» Task to carry out
Pictures do not belong in your copy. Repeat all the other data exactly.
--- Given entries ---
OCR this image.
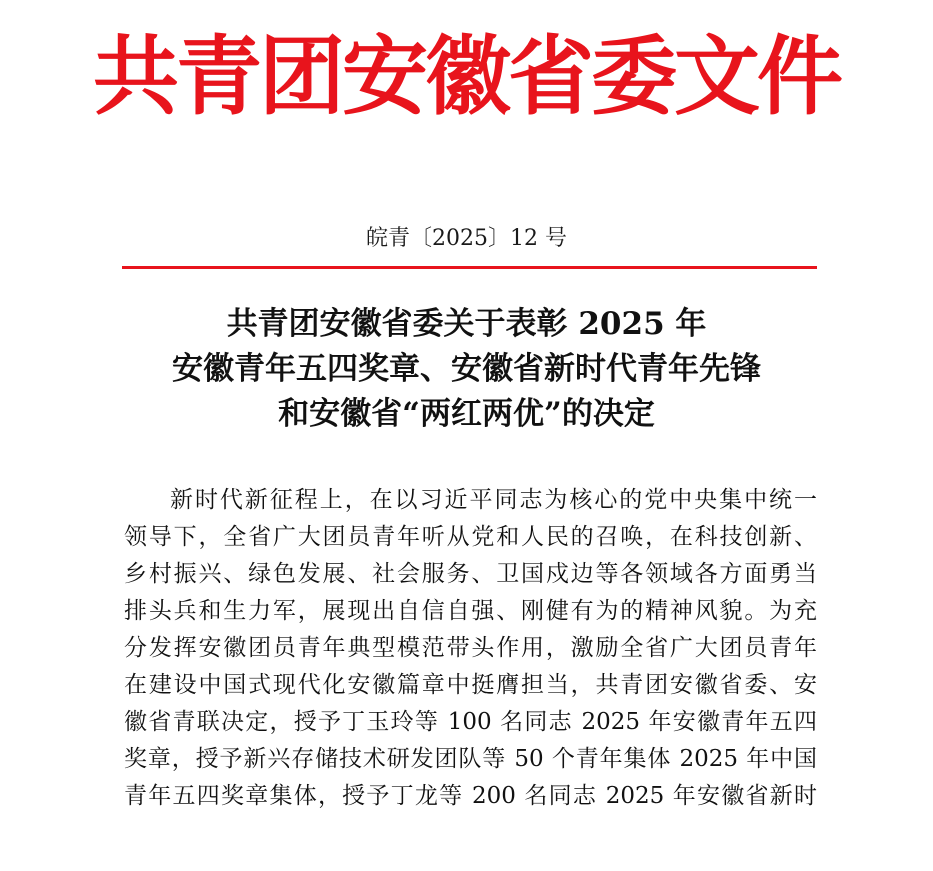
共青团安徽省委文件
皖青〔2025〕12 号
共青团安徽省委关于表彰 2025 年
安徽青年五四奖章、安徽省新时代青年先锋
和安徽省“两红两优”的决定
新时代新征程上，在以习近平同志为核心的党中央集中统一
领导下，全省广大团员青年听从党和人民的召唤，在科技创新、
乡村振兴、绿色发展、社会服务、卫国戍边等各领域各方面勇当
排头兵和生力军，展现出自信自强、刚健有为的精神风貌。为充
分发挥安徽团员青年典型模范带头作用，激励全省广大团员青年
在建设中国式现代化安徽篇章中挺膺担当，共青团安徽省委、安
徽省青联决定，授予丁玉玲等 100 名同志 2025 年安徽青年五四
奖章，授予新兴存储技术研发团队等 50 个青年集体 2025 年中国
青年五四奖章集体，授予丁龙等 200 名同志 2025 年安徽省新时
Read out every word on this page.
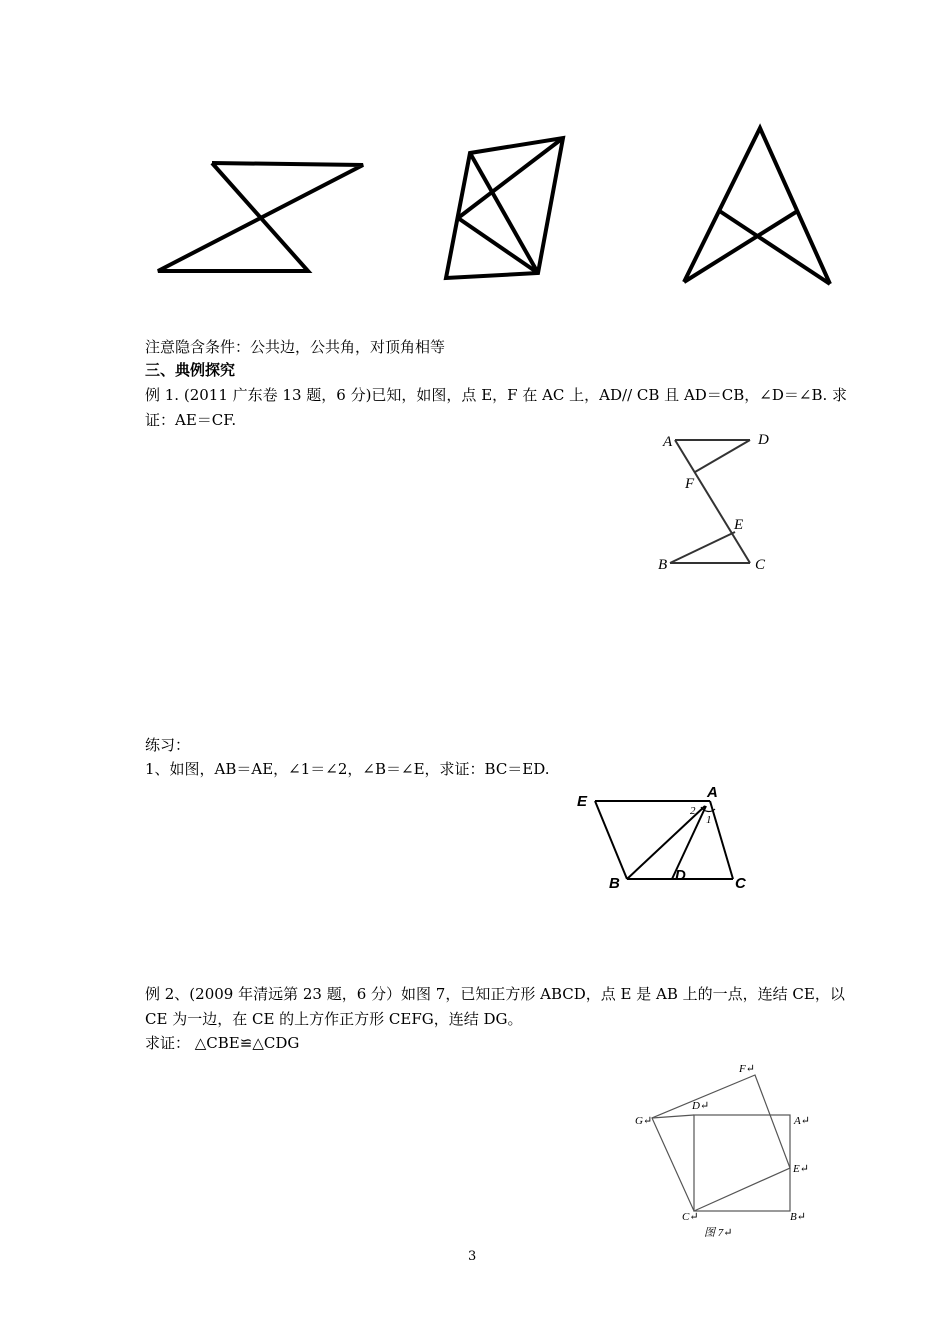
注意隐含条件：公共边，公共角，对顶角相等
三、典例探究
例 1. (2011 广东卷 13 题，6 分)已知，如图，点 E，F 在 AC 上，AD// CB 且 AD＝CB，∠D＝∠B. 求
证：AE＝CF.
A	D
F
E
B	C
练习：
1、如图，AB＝AE，∠1＝∠2，∠B＝∠E，求证：BC＝ED.
E
A
2
1
B	D	C
例 2、(2009 年清远第 23 题，6 分）如图 7，已知正方形 ABCD，点 E 是 AB 上的一点，连结 CE，以
CE 为一边，在 CE 的上方作正方形 CEFG，连结 DG。
求证： △CBE≌△CDG
F↵
D↵
A↵
G↵
E↵
C↵	B↵
图 7↵
3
---
» Response to the exercise
OCR this image.
共青团安徽省委文件
皖青〔2025〕12 号
共青团安徽省委关于表彰 2025 年
安徽青年五四奖章、安徽省新时代青年先锋
和安徽省“两红两优”的决定
新时代新征程上，在以习近平同志为核心的党中央集中统一
领导下，全省广大团员青年听从党和人民的召唤，在科技创新、
乡村振兴、绿色发展、社会服务、卫国戍边等各领域各方面勇当
排头兵和生力军，展现出自信自强、刚健有为的精神风貌。为充
分发挥安徽团员青年典型模范带头作用，激励全省广大团员青年
在建设中国式现代化安徽篇章中挺膺担当，共青团安徽省委、安
徽省青联决定，授予丁玉玲等 100 名同志 2025 年安徽青年五四
奖章，授予新兴存储技术研发团队等 50 个青年集体 2025 年中国
青年五四奖章集体，授予丁龙等 200 名同志 2025 年安徽省新时
Read out every word on this page.
注意隐含条件：公共边，公共角，对顶角相等
三、典例探究
例 1. (2011 广东卷 13 题，6 分)已知，如图，点 E，F 在 AC 上，AD// CB 且 AD＝CB，∠D＝∠B. 求
证：AE＝CF.
A	D
F
E
B	C
练习：
1、如图，AB＝AE，∠1＝∠2，∠B＝∠E，求证：BC＝ED.
E
A
2
1
B	D	C
例 2、(2009 年清远第 23 题，6 分）如图 7，已知正方形 ABCD，点 E 是 AB 上的一点，连结 CE，以
CE 为一边，在 CE 的上方作正方形 CEFG，连结 DG。
求证： △CBE≌△CDG
F↵
D↵
A↵
G↵
E↵
C↵	B↵
图 7↵
3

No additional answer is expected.